-- DIRECTIONS FOR THIS TASK --
Tally the lines holding the string "sociedad" and reply with that number alone.

==*==

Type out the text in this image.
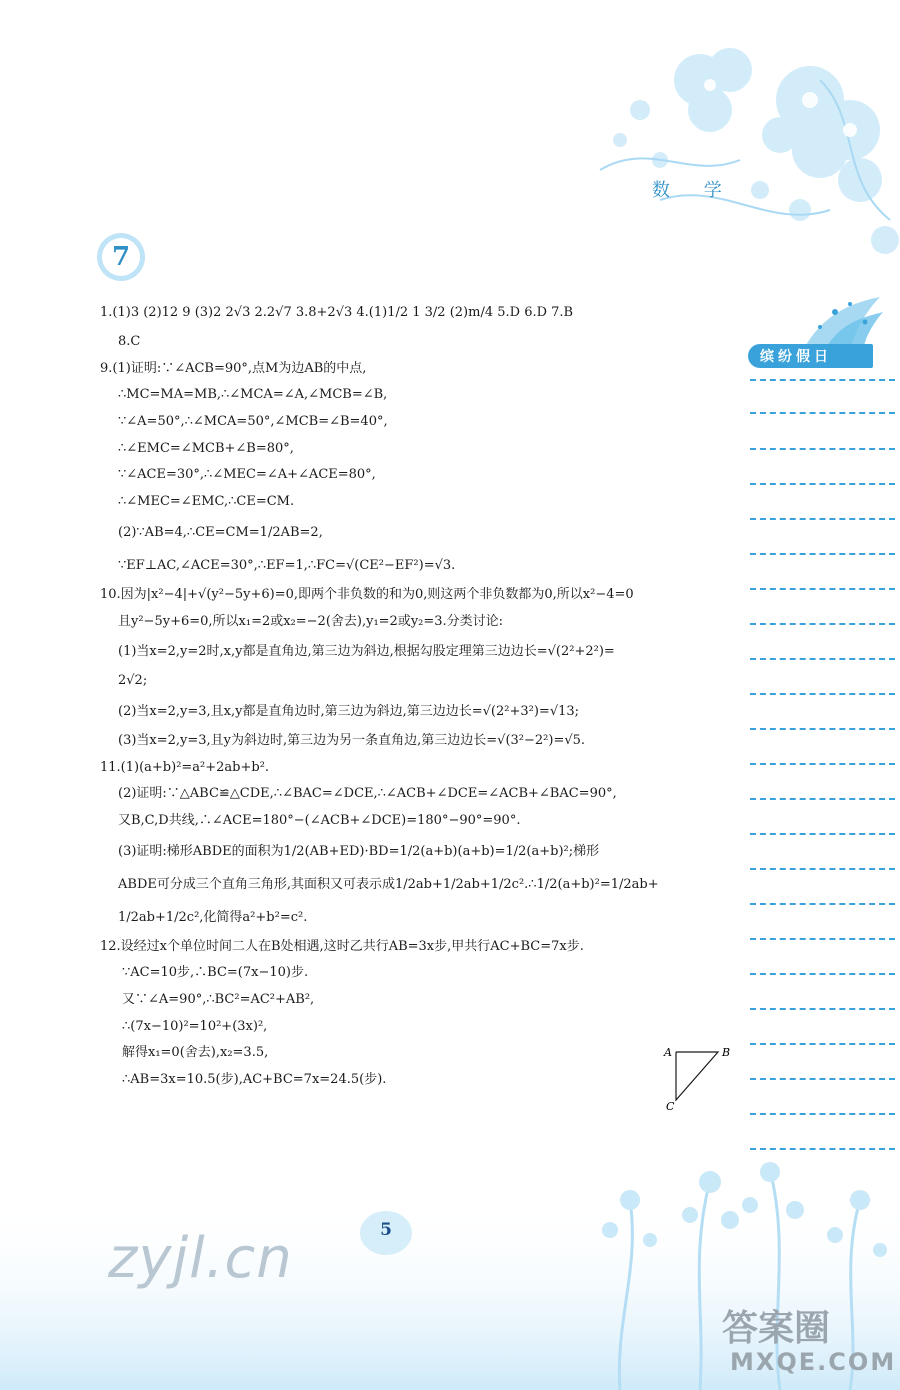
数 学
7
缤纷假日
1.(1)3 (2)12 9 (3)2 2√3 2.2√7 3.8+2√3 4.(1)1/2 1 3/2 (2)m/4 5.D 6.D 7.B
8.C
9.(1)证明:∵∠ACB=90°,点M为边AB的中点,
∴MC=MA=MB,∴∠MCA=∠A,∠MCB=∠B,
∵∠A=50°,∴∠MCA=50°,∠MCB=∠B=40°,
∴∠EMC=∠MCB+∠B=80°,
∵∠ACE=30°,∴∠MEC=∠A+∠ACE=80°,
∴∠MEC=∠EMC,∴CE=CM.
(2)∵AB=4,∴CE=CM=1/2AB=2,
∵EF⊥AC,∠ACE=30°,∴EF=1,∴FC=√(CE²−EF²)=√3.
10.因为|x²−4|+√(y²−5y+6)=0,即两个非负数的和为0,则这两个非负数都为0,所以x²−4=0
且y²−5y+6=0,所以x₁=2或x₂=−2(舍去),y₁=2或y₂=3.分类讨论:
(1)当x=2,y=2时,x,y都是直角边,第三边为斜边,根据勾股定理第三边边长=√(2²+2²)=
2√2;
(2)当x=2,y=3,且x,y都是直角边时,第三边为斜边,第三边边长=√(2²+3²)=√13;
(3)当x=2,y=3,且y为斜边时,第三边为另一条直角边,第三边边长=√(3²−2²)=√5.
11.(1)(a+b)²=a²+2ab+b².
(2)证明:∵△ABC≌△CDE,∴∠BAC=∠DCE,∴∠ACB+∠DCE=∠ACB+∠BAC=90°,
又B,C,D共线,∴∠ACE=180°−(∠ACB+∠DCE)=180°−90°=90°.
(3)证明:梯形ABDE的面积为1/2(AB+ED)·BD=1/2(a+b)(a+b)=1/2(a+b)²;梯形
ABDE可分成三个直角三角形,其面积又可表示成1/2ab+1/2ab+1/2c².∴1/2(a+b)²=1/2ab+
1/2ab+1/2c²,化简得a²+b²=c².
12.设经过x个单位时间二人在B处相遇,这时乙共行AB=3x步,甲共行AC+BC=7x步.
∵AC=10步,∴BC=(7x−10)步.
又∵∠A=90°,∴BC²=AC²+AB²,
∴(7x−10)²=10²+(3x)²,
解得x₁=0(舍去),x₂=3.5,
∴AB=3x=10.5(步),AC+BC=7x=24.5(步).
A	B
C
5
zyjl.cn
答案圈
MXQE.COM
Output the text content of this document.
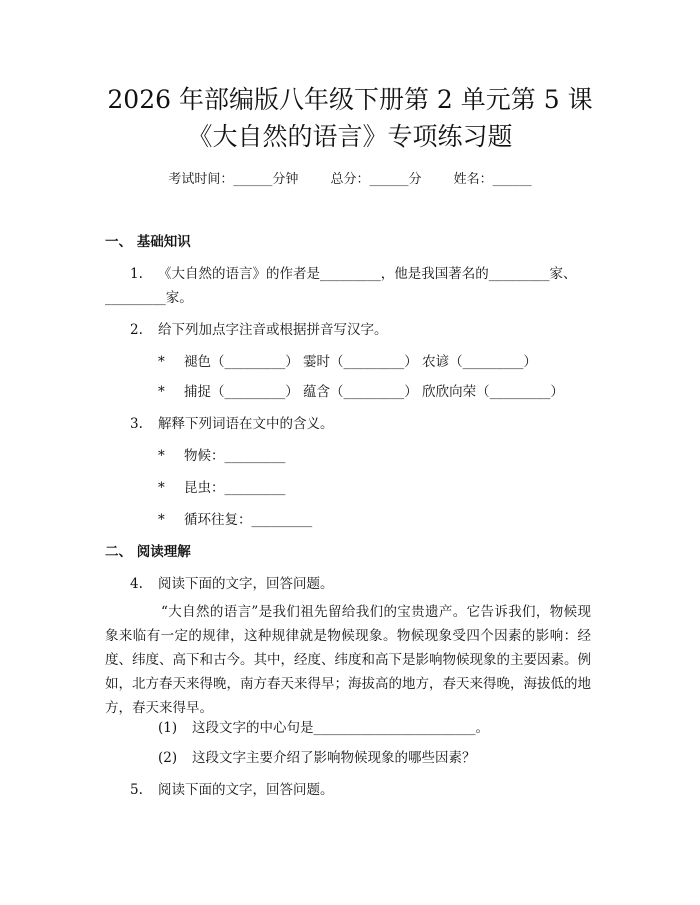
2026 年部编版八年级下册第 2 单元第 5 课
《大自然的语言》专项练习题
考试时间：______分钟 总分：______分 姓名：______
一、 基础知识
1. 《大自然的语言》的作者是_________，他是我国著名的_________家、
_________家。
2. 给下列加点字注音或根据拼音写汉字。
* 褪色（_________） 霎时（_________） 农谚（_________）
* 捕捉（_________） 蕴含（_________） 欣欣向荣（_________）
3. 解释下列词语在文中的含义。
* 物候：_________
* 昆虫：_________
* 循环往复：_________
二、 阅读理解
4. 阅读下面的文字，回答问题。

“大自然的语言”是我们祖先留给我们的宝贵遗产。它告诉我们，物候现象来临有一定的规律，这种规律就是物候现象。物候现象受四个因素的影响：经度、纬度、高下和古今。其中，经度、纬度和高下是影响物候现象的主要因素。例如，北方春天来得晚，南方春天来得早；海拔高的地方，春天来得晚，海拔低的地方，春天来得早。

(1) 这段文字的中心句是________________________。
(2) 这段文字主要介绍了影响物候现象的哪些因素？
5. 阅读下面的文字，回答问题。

==*==

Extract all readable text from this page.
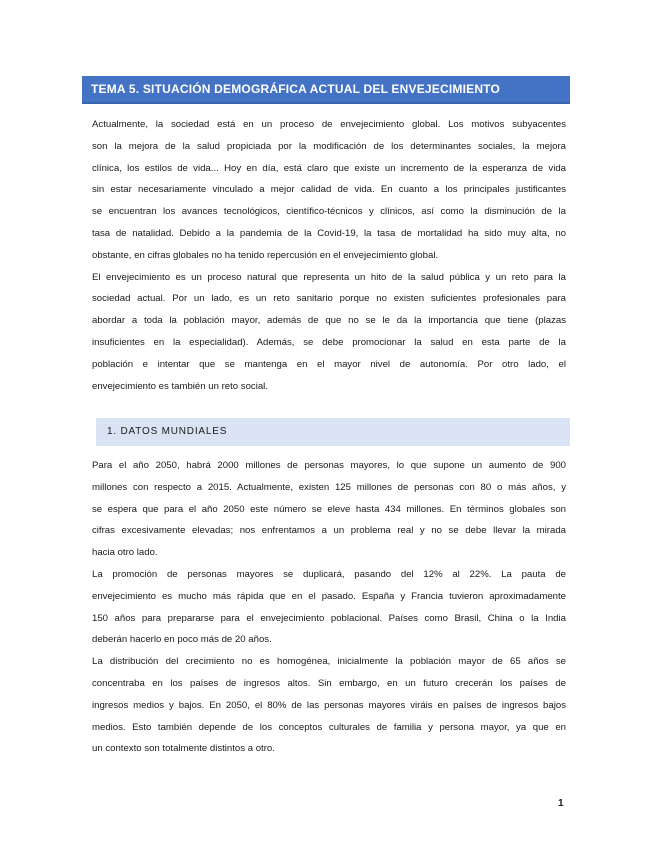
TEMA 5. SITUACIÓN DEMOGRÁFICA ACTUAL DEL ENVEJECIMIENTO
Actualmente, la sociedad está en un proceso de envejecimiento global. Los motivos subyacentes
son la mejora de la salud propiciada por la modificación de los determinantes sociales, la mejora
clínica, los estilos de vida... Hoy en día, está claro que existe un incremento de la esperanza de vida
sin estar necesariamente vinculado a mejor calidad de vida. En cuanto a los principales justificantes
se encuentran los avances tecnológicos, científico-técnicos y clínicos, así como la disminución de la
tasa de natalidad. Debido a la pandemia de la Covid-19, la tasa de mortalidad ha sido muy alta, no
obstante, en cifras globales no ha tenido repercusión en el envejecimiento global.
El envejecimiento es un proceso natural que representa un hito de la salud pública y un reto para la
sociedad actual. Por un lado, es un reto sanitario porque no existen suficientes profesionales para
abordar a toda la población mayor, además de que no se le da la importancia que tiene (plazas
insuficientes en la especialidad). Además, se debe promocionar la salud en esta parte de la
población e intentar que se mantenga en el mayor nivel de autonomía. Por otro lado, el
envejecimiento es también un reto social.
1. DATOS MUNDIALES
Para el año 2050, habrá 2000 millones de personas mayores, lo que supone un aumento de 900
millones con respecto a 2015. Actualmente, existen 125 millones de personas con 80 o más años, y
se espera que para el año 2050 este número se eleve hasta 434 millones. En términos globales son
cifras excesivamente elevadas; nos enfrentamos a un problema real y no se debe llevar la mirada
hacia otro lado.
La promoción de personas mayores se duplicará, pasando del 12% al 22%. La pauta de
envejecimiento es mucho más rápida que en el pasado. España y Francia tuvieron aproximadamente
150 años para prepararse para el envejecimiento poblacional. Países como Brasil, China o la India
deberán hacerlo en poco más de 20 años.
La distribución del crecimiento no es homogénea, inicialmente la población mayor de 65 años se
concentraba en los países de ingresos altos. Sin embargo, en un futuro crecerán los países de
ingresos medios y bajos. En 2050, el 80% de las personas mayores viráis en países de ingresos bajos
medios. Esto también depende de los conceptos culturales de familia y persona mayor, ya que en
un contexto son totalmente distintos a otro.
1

==*==

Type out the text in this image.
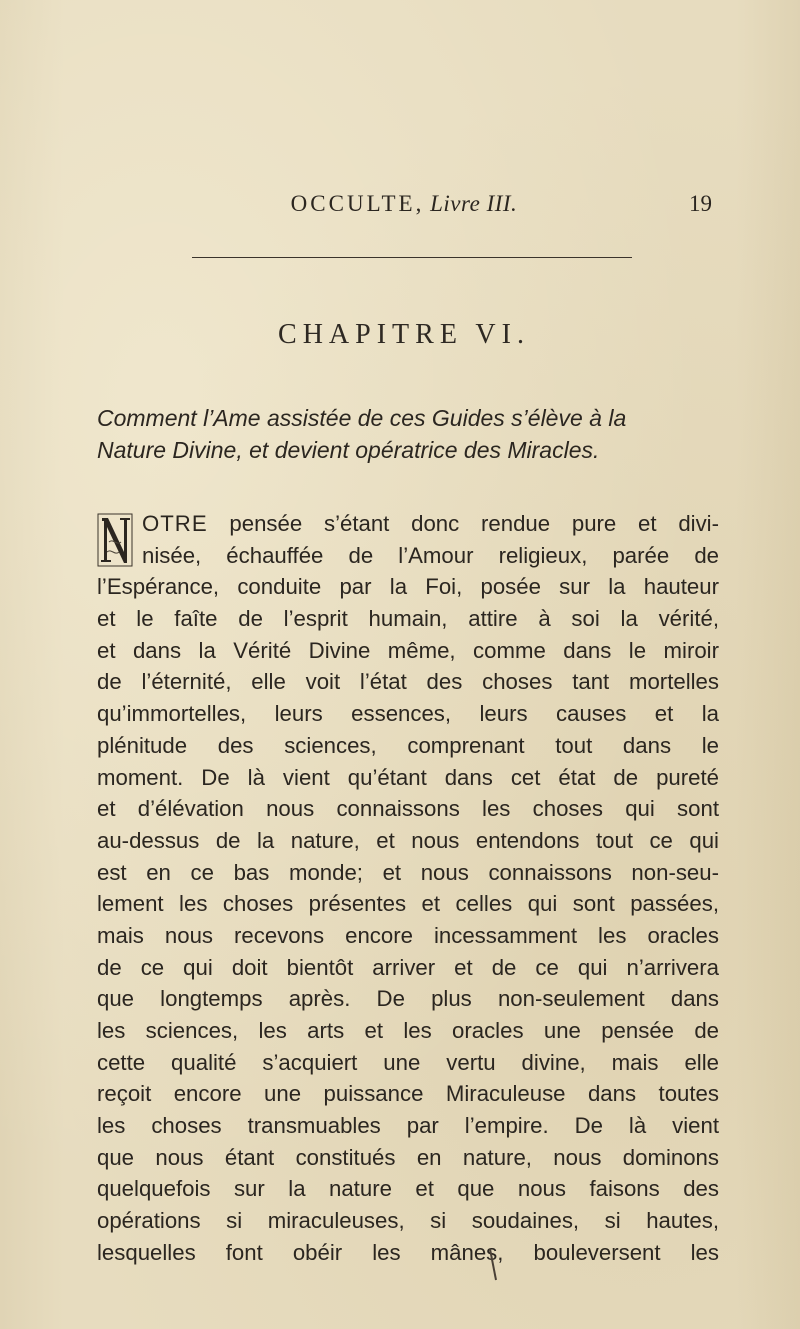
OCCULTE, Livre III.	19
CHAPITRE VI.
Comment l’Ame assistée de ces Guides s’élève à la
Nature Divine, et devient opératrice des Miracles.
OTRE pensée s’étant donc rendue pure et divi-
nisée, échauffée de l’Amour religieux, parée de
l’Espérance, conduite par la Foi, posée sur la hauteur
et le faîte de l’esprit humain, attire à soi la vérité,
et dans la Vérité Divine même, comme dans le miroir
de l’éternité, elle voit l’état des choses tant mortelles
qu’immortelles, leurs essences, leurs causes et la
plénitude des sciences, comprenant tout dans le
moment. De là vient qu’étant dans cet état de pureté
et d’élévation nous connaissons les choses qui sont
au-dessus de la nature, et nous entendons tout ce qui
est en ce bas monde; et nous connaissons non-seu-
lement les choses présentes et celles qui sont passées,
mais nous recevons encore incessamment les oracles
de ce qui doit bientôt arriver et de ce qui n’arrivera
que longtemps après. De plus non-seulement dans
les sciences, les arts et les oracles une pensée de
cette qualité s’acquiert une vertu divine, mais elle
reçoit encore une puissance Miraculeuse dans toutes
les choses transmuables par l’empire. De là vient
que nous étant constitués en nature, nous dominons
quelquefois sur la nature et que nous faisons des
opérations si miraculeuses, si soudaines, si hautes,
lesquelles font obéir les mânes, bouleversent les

==*==

-- WRITTEN SOLUTION --
2